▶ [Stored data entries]
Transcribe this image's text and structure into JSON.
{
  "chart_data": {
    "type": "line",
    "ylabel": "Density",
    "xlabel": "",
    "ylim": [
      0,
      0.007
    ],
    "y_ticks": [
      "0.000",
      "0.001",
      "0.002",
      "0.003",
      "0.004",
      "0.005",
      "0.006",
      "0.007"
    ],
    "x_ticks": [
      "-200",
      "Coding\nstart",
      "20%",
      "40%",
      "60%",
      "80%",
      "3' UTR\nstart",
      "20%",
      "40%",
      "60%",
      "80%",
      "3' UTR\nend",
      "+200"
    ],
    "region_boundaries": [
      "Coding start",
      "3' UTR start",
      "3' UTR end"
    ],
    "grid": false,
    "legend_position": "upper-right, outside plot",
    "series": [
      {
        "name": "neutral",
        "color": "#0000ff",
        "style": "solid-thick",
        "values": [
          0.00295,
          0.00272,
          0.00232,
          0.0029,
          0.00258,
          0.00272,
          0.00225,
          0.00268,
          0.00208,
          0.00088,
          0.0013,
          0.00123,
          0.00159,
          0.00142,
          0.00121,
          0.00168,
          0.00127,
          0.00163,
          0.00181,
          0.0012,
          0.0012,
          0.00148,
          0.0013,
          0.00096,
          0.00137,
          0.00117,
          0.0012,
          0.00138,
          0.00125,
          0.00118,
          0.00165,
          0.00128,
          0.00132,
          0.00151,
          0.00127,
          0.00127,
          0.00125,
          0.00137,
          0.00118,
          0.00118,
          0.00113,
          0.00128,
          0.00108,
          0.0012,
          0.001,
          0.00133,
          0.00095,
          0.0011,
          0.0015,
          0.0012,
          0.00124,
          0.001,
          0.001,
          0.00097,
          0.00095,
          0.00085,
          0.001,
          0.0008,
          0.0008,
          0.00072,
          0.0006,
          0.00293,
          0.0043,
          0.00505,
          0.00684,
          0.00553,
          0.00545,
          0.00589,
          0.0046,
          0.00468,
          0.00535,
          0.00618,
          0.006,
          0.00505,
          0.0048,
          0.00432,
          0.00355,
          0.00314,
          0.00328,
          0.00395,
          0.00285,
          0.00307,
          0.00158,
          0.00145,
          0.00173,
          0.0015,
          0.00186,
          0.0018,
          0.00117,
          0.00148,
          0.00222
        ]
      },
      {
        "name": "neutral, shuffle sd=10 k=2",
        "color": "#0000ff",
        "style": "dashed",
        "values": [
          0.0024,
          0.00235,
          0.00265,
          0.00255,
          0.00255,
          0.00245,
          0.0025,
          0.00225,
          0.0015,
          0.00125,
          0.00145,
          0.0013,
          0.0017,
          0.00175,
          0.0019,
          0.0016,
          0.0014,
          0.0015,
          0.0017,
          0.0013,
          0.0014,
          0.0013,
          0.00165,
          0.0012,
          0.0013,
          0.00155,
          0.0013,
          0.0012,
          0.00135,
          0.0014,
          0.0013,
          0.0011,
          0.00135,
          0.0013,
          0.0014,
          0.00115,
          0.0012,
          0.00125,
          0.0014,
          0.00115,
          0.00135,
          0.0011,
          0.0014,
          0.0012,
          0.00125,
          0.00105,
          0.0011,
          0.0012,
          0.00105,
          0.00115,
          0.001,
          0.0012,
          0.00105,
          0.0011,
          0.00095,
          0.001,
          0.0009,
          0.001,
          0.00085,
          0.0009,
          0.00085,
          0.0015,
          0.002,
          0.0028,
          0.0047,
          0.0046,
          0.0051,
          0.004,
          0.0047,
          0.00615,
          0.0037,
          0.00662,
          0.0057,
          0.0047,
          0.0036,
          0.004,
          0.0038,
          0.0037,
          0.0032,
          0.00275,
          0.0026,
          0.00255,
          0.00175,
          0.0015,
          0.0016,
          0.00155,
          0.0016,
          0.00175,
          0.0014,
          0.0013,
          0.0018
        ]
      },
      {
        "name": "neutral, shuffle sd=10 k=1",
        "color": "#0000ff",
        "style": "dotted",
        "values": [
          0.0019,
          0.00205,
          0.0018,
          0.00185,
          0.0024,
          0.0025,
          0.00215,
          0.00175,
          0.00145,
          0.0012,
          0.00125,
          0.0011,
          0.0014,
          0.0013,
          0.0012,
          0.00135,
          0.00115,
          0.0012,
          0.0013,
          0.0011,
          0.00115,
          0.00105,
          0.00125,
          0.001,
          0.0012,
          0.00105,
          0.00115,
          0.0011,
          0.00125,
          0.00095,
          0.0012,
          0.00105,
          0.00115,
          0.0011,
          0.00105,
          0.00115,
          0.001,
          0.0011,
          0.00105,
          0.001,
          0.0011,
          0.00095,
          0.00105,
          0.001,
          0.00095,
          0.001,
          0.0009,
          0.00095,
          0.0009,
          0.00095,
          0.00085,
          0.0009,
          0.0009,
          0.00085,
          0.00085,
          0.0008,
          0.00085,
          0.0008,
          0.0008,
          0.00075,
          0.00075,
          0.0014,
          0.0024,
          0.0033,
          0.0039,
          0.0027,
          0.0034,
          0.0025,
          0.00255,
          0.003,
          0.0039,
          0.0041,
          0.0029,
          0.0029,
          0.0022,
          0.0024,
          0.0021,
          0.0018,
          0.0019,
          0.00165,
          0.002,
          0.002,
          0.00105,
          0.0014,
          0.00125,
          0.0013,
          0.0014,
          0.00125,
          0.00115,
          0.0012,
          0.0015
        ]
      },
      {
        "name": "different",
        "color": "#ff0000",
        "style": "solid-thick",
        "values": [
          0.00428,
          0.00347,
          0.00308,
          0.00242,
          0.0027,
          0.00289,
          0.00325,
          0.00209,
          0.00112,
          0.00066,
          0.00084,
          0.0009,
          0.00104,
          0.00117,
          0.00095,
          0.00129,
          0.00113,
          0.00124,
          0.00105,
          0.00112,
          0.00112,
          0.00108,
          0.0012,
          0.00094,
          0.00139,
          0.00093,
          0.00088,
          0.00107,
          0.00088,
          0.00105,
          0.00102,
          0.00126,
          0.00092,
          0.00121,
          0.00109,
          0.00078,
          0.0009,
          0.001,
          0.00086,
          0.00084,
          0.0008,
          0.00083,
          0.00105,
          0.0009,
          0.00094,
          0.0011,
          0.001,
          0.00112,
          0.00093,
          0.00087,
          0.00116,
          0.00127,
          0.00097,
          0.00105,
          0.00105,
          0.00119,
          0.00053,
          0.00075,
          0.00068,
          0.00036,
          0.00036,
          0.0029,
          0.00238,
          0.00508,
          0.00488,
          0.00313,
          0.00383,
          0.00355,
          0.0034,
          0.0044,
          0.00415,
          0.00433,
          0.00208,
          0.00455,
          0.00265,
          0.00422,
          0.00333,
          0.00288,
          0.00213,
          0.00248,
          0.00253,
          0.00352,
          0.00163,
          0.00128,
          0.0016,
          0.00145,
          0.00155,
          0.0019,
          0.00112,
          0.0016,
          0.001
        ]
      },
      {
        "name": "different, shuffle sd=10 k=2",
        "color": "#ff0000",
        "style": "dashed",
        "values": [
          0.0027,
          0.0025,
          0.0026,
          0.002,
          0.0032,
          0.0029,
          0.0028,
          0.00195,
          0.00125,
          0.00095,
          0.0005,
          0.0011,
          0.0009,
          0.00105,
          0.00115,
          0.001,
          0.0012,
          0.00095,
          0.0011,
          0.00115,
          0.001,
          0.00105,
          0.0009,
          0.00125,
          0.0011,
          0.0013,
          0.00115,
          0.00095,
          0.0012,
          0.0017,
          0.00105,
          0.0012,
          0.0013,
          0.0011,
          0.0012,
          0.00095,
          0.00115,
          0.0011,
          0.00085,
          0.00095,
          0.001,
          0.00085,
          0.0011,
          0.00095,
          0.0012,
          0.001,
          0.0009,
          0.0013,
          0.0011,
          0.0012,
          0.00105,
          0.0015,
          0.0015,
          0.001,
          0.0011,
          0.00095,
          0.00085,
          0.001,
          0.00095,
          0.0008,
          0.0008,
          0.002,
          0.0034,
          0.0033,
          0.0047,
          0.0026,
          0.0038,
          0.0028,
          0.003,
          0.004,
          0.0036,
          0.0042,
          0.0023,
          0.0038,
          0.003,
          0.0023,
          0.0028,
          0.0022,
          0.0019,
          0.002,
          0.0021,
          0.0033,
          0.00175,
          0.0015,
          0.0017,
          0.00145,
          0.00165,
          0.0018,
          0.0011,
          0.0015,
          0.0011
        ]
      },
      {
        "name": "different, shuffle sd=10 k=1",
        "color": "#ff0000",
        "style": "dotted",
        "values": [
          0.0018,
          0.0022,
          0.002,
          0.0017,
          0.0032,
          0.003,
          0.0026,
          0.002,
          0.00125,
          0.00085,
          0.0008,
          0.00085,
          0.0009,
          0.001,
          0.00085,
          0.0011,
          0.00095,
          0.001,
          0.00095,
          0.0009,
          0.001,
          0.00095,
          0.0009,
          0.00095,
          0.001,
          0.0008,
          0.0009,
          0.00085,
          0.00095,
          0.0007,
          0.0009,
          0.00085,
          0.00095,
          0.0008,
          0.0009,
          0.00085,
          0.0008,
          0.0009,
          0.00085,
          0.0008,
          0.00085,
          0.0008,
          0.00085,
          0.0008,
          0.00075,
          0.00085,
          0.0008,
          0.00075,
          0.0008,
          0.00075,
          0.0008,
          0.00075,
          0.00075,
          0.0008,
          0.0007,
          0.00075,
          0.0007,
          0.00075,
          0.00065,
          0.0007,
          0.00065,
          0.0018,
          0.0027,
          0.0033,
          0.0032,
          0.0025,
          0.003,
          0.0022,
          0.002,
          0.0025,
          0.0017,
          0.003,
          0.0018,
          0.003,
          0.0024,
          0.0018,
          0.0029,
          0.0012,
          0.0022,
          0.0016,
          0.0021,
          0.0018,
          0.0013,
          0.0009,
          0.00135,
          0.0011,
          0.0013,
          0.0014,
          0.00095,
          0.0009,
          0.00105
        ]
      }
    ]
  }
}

▶ [Problem details]
Scan the material above for the word "name". Copy each line where it occurs.

▶ [Solution to this exercise]
        "name": "neutral",
        "name": "neutral, shuffle sd=10 k=2",
        "name": "neutral, shuffle sd=10 k=1",
        "name": "different",
        "name": "different, shuffle sd=10 k=2",
        "name": "different, shuffle sd=10 k=1",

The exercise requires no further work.